Exercise -
Nothing but the lines from the one containing "Enumerate this screenshot's" down to the one containing "Output the underlying", both included, should be echoed, and each exactly as it stands.
··· Data shown
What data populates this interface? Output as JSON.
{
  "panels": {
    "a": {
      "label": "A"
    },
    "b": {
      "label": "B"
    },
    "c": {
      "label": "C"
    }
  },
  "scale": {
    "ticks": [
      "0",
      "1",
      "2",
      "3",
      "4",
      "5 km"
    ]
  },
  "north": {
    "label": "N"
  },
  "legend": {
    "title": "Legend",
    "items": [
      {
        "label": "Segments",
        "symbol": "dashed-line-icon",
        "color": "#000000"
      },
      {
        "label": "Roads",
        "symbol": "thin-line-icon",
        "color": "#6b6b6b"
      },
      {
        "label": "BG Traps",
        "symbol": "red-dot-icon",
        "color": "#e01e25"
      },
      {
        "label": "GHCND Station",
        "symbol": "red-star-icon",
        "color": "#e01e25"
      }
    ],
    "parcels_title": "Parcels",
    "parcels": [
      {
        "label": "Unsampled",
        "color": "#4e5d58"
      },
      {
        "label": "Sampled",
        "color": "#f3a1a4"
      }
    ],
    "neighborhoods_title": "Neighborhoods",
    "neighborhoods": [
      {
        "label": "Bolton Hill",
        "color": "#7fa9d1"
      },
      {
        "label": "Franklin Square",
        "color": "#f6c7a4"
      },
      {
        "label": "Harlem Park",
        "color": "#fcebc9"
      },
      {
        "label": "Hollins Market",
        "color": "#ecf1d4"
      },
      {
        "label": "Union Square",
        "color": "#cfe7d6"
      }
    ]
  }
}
······
··· Data shown
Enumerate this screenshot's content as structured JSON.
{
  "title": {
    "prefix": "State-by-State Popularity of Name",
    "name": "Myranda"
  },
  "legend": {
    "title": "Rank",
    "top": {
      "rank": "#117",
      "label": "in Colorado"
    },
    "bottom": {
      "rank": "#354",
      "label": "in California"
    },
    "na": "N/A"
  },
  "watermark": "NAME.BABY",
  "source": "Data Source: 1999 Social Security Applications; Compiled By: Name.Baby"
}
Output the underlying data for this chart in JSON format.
······
··· Data shown
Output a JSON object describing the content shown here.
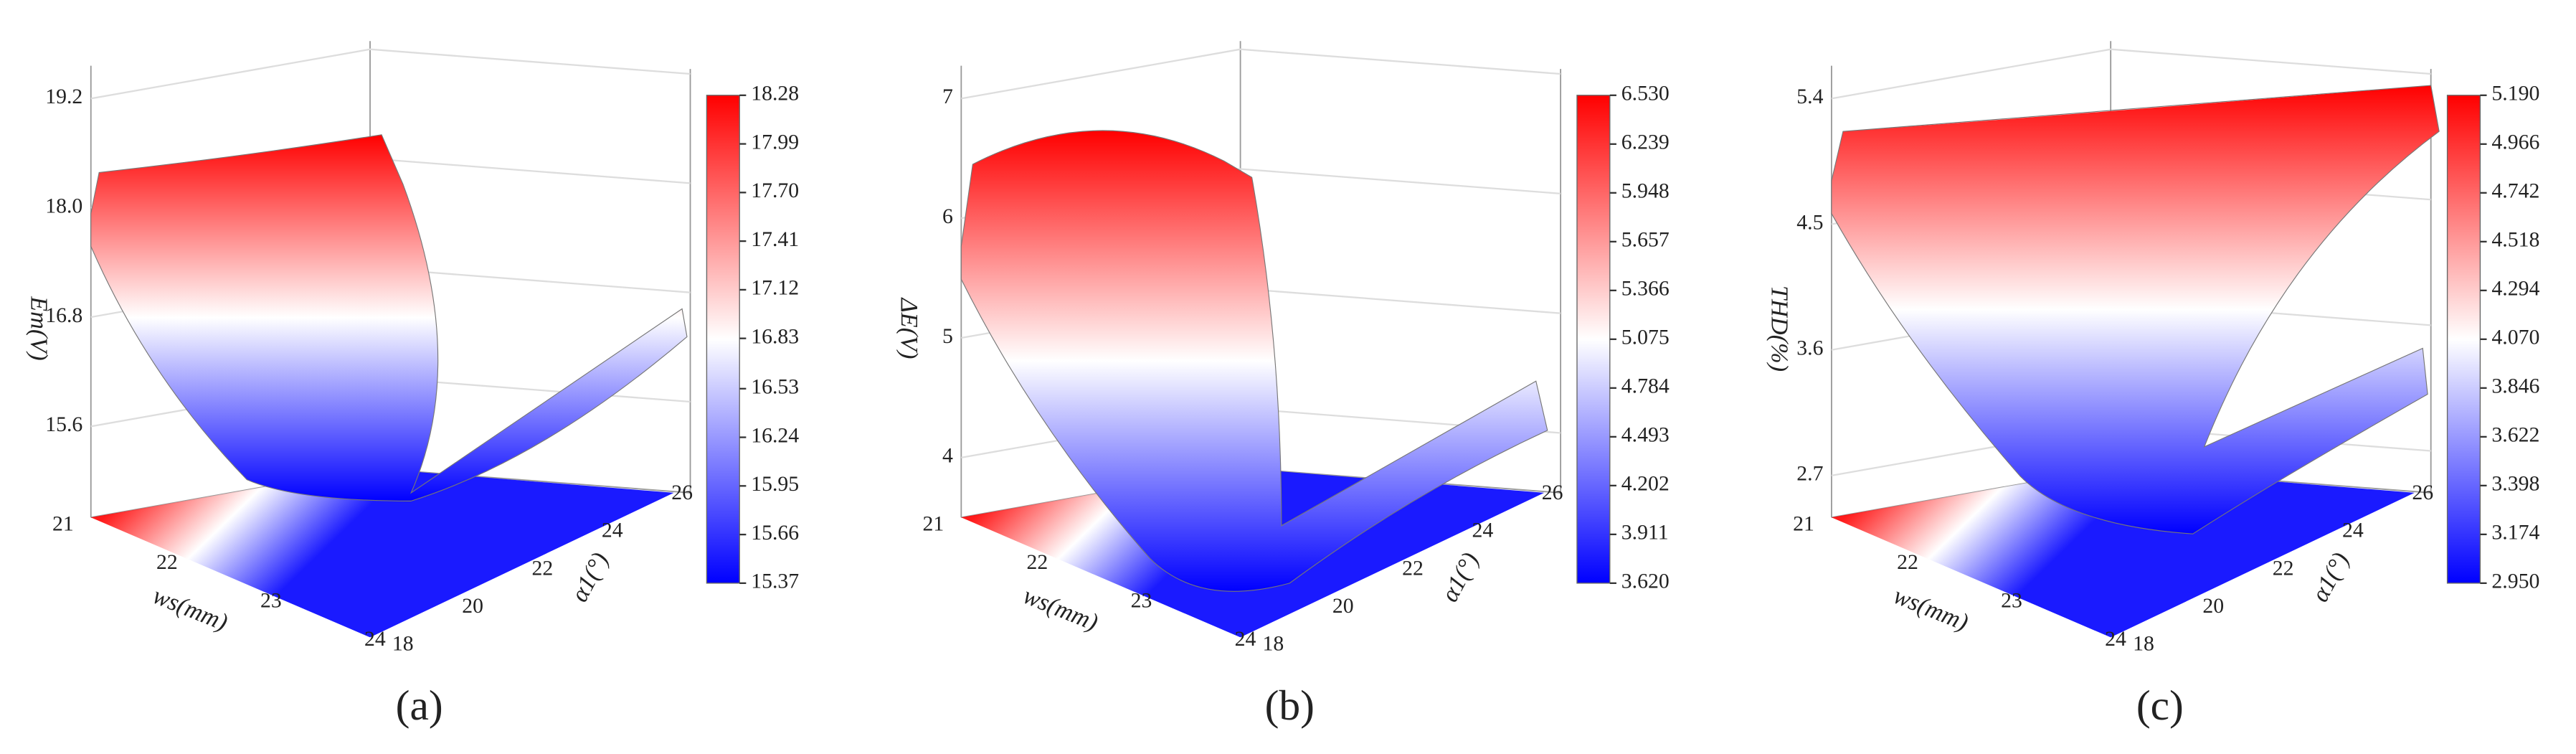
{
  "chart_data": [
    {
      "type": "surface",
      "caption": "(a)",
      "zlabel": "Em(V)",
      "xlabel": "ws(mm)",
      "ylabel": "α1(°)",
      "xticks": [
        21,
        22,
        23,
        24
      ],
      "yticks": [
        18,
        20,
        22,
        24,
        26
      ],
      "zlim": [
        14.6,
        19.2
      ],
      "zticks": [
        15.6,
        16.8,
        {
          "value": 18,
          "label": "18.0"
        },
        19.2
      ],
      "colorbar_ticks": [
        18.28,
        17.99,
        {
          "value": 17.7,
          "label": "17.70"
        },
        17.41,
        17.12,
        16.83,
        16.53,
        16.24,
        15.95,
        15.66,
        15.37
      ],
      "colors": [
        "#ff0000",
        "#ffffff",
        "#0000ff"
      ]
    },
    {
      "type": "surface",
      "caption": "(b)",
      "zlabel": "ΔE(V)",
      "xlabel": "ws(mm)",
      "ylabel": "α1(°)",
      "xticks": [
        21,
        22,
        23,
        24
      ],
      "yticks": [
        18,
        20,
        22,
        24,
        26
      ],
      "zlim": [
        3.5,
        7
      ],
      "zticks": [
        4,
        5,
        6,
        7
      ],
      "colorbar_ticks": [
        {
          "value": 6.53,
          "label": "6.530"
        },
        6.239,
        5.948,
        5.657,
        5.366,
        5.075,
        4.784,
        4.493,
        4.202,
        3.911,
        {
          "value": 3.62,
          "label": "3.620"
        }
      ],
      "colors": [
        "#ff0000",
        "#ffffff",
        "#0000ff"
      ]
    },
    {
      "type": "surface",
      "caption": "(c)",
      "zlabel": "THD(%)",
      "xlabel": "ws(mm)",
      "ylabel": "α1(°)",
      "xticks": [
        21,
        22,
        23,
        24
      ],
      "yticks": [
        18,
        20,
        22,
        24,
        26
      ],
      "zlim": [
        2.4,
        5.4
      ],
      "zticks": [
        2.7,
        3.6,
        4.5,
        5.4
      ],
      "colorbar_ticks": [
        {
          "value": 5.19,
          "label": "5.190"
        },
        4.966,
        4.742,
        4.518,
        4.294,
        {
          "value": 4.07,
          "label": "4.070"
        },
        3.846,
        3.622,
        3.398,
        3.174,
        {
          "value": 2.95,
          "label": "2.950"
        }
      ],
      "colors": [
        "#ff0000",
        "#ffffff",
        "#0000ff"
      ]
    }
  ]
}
······
Correct result -
Enumerate this screenshot's content as structured JSON.
{
  "title": {
    "prefix": "State-by-State Popularity of Name",
    "name": "Myranda"
  },
  "legend": {
    "title": "Rank",
    "top": {
      "rank": "#117",
      "label": "in Colorado"
    },
    "bottom": {
      "rank": "#354",
      "label": "in California"
    },
    "na": "N/A"
  },
  "watermark": "NAME.BABY",
  "source": "Data Source: 1999 Social Security Applications; Compiled By: Name.Baby"
}
Output the underlying data for this chart in JSON format.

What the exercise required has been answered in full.